Material fornecido ▸
--- --- ---

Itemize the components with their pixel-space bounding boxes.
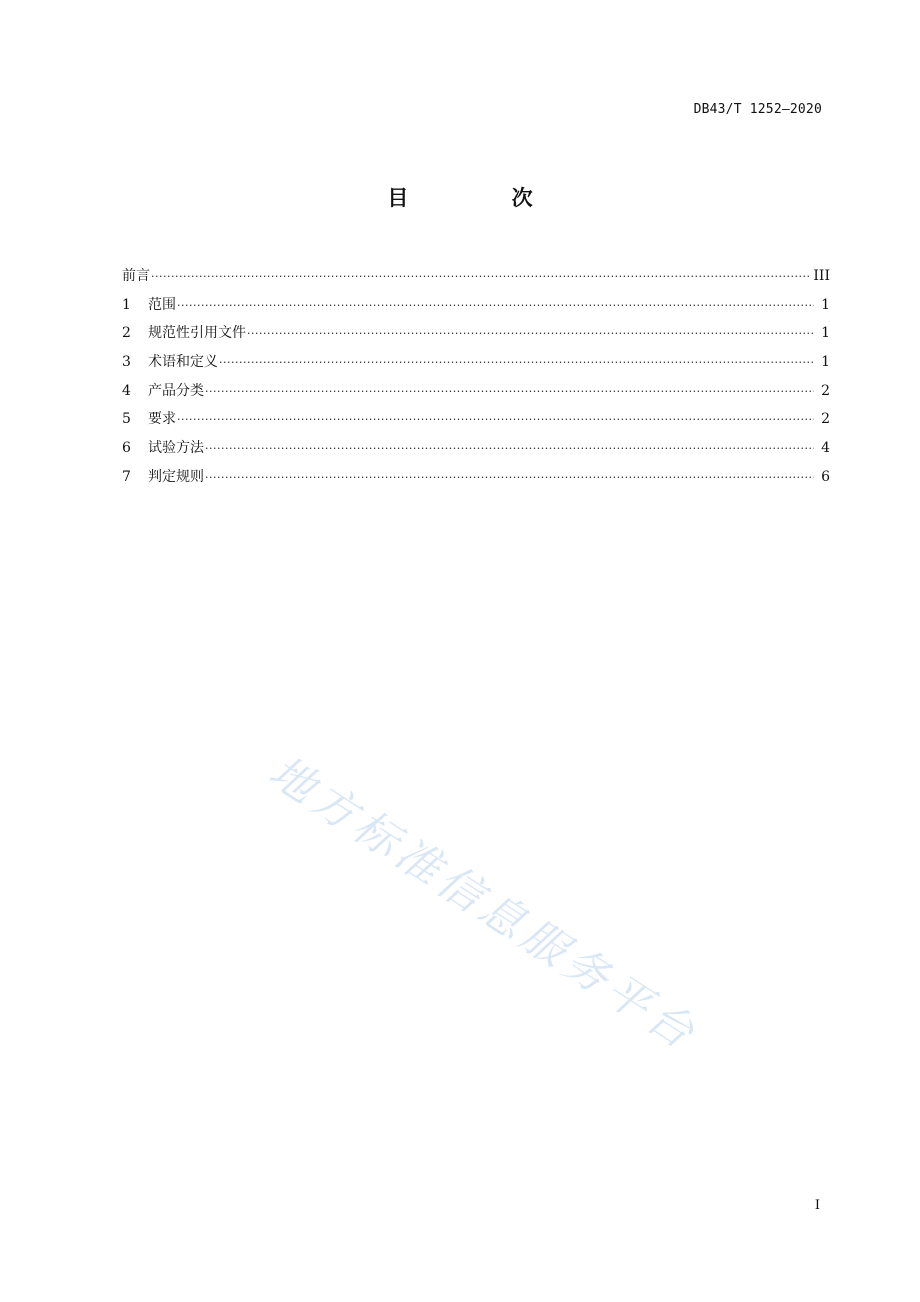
toc-leader-dots (205, 464, 814, 493)
toc-entry-page: III (813, 268, 830, 284)
toc-entry-product-classification[interactable] (122, 377, 830, 406)
toc-title: 目 次 (387, 186, 581, 210)
page-number: I (814, 1198, 820, 1213)
toc-entry-number: 4 (122, 382, 131, 399)
toc-entry-page: 4 (821, 440, 830, 457)
toc-entry-text: 要求 (148, 411, 176, 428)
toc-entry-text: 判定规则 (148, 468, 204, 485)
toc-entry-test-methods[interactable] (122, 434, 830, 463)
toc-entry-number: 5 (122, 411, 131, 428)
toc-leader-dots (205, 435, 814, 464)
toc-leader-dots (219, 349, 814, 378)
toc-entry-normative-references[interactable] (122, 319, 830, 348)
toc-entry-terms-definitions[interactable] (122, 348, 830, 377)
watermark: 地方标准信息服务平台 (259, 746, 708, 1062)
toc-leader-dots (205, 378, 814, 407)
toc-entry-requirements[interactable] (122, 405, 830, 434)
toc-entry-text: 产品分类 (148, 382, 204, 399)
toc-entry-number: 6 (122, 440, 131, 457)
toc-entry-judgement-rules[interactable] (122, 463, 830, 492)
toc-entry-page: 2 (821, 411, 830, 428)
toc-entry-text: 术语和定义 (148, 354, 218, 371)
toc-entry-page: 6 (821, 468, 830, 485)
toc-entry-foreword[interactable] (122, 262, 830, 291)
toc-entry-text: 范围 (148, 296, 176, 313)
toc-entry-page: 2 (821, 382, 830, 399)
toc-entry-text: 试验方法 (148, 440, 204, 457)
toc-entry-scope[interactable] (122, 291, 830, 320)
standard-code: DB43/T 1252—2020 (693, 102, 822, 117)
toc-entry-text: 前言 (122, 268, 150, 284)
toc-entry-page: 1 (821, 325, 830, 342)
toc-leader-dots (247, 320, 814, 349)
toc-entry-number: 7 (122, 468, 131, 485)
toc-leader-dots (177, 292, 814, 321)
toc-leader-dots (177, 406, 814, 435)
toc-leader-dots (151, 263, 809, 292)
toc-entry-number: 2 (122, 325, 131, 342)
toc-entry-text: 规范性引用文件 (148, 325, 246, 342)
toc-entry-page: 1 (821, 296, 830, 313)
toc-entry-number: 1 (122, 296, 131, 313)
toc-entry-page: 1 (821, 354, 830, 371)
table-of-contents (122, 262, 830, 492)
toc-entry-number: 3 (122, 354, 131, 371)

--- --- ---

Descrição do problema ▸
Reescreva todas as linhas dos dados acima como uma lista JSON de strings, com uma string para cada linha e sem as linhas em branco. Omita as imagens na resposta.

Tarefa concluída ▸
[
  "Itemize the components with their pixel-space bounding boxes.",
  "toc-leader-dots (205, 464, 814, 493)",
  "toc-entry-page: III (813, 268, 830, 284)",
  "toc-entry-product-classification[interactable] (122, 377, 830, 406)",
  "toc-title: 目 次 (387, 186, 581, 210)",
  "page-number: I (814, 1198, 820, 1213)",
  "toc-entry-number: 4 (122, 382, 131, 399)",
  "toc-entry-page: 4 (821, 440, 830, 457)",
  "toc-entry-text: 要求 (148, 411, 176, 428)",
  "toc-entry-text: 判定规则 (148, 468, 204, 485)",
  "toc-entry-test-methods[interactable] (122, 434, 830, 463)",
  "toc-entry-number: 5 (122, 411, 131, 428)",
  "toc-leader-dots (205, 435, 814, 464)",
  "toc-leader-dots (219, 349, 814, 378)",
  "toc-entry-normative-references[interactable] (122, 319, 830, 348)",
  "toc-entry-terms-definitions[interactable] (122, 348, 830, 377)",
  "watermark: 地方标准信息服务平台 (259, 746, 708, 1062)",
  "toc-leader-dots (205, 378, 814, 407)",
  "toc-entry-requirements[interactable] (122, 405, 830, 434)",
  "toc-entry-text: 产品分类 (148, 382, 204, 399)",
  "toc-entry-number: 6 (122, 440, 131, 457)",
  "toc-entry-judgement-rules[interactable] (122, 463, 830, 492)",
  "toc-entry-page: 2 (821, 411, 830, 428)",
  "toc-entry-text: 术语和定义 (148, 354, 218, 371)",
  "toc-entry-page: 6 (821, 468, 830, 485)",
  "toc-entry-foreword[interactable] (122, 262, 830, 291)",
  "toc-entry-text: 范围 (148, 296, 176, 313)",
  "toc-entry-page: 2 (821, 382, 830, 399)",
  "toc-entry-text: 试验方法 (148, 440, 204, 457)",
  "toc-entry-scope[interactable] (122, 291, 830, 320)",
  "standard-code: DB43/T 1252—2020 (693, 102, 822, 117)",
  "toc-entry-text: 前言 (122, 268, 150, 284)",
  "toc-entry-page: 1 (821, 325, 830, 342)",
  "toc-leader-dots (247, 320, 814, 349)",
  "toc-entry-number: 7 (122, 468, 131, 485)",
  "toc-leader-dots (177, 292, 814, 321)",
  "toc-leader-dots (177, 406, 814, 435)",
  "toc-leader-dots (151, 263, 809, 292)",
  "toc-entry-number: 2 (122, 325, 131, 342)",
  "toc-entry-text: 规范性引用文件 (148, 325, 246, 342)",
  "toc-entry-page: 1 (821, 296, 830, 313)",
  "toc-entry-number: 1 (122, 296, 131, 313)",
  "toc-entry-page: 1 (821, 354, 830, 371)",
  "table-of-contents (122, 262, 830, 492)",
  "toc-entry-number: 3 (122, 354, 131, 371)"
]